== DIRECTIONS ==
Repeat each line of the material below exactly as it appears, minus any pictures.

== PROVIDED INFORMATION ==
— begin —

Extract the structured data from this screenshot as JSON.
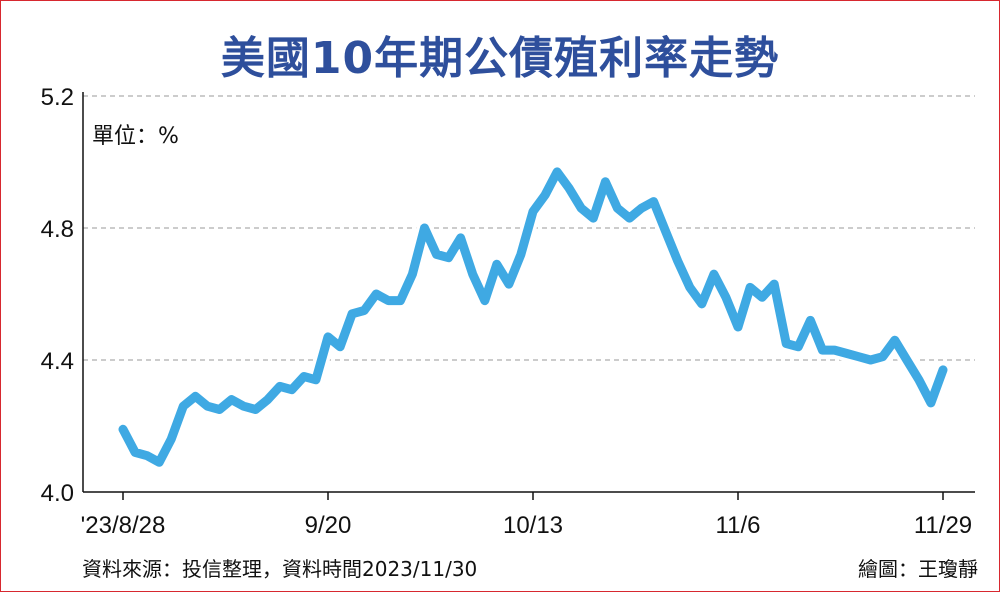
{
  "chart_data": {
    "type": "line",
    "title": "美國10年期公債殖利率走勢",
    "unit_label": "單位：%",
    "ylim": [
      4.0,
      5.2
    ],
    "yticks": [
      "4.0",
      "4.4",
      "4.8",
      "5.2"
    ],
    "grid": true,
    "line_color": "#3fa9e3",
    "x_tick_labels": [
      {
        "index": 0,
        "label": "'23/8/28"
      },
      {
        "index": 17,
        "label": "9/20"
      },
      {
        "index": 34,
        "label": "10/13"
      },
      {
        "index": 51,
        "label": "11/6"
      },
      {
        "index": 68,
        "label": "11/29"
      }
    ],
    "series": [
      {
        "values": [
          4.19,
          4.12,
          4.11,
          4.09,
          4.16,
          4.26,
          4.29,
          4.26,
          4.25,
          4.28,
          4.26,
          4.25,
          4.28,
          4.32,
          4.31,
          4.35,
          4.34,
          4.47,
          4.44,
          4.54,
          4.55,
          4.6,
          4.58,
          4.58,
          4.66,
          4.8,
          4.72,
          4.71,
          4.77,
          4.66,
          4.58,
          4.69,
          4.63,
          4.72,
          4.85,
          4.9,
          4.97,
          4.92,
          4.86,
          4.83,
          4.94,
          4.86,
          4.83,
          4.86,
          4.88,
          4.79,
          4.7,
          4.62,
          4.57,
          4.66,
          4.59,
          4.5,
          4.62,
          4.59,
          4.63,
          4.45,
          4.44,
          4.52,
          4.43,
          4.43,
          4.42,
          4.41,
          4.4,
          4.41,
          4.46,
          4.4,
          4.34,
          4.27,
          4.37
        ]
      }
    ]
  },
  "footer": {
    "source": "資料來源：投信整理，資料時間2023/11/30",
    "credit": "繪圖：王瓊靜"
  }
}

— end —

== REPLY ==
Extract the structured data from this screenshot as JSON.
{
  "chart_data": {
    "type": "line",
    "title": "美國10年期公債殖利率走勢",
    "unit_label": "單位：%",
    "ylim": [
      4.0,
      5.2
    ],
    "yticks": [
      "4.0",
      "4.4",
      "4.8",
      "5.2"
    ],
    "grid": true,
    "line_color": "#3fa9e3",
    "x_tick_labels": [
      {
        "index": 0,
        "label": "'23/8/28"
      },
      {
        "index": 17,
        "label": "9/20"
      },
      {
        "index": 34,
        "label": "10/13"
      },
      {
        "index": 51,
        "label": "11/6"
      },
      {
        "index": 68,
        "label": "11/29"
      }
    ],
    "series": [
      {
        "values": [
          4.19,
          4.12,
          4.11,
          4.09,
          4.16,
          4.26,
          4.29,
          4.26,
          4.25,
          4.28,
          4.26,
          4.25,
          4.28,
          4.32,
          4.31,
          4.35,
          4.34,
          4.47,
          4.44,
          4.54,
          4.55,
          4.6,
          4.58,
          4.58,
          4.66,
          4.8,
          4.72,
          4.71,
          4.77,
          4.66,
          4.58,
          4.69,
          4.63,
          4.72,
          4.85,
          4.9,
          4.97,
          4.92,
          4.86,
          4.83,
          4.94,
          4.86,
          4.83,
          4.86,
          4.88,
          4.79,
          4.7,
          4.62,
          4.57,
          4.66,
          4.59,
          4.5,
          4.62,
          4.59,
          4.63,
          4.45,
          4.44,
          4.52,
          4.43,
          4.43,
          4.42,
          4.41,
          4.4,
          4.41,
          4.46,
          4.4,
          4.34,
          4.27,
          4.37
        ]
      }
    ]
  },
  "footer": {
    "source": "資料來源：投信整理，資料時間2023/11/30",
    "credit": "繪圖：王瓊靜"
  }
}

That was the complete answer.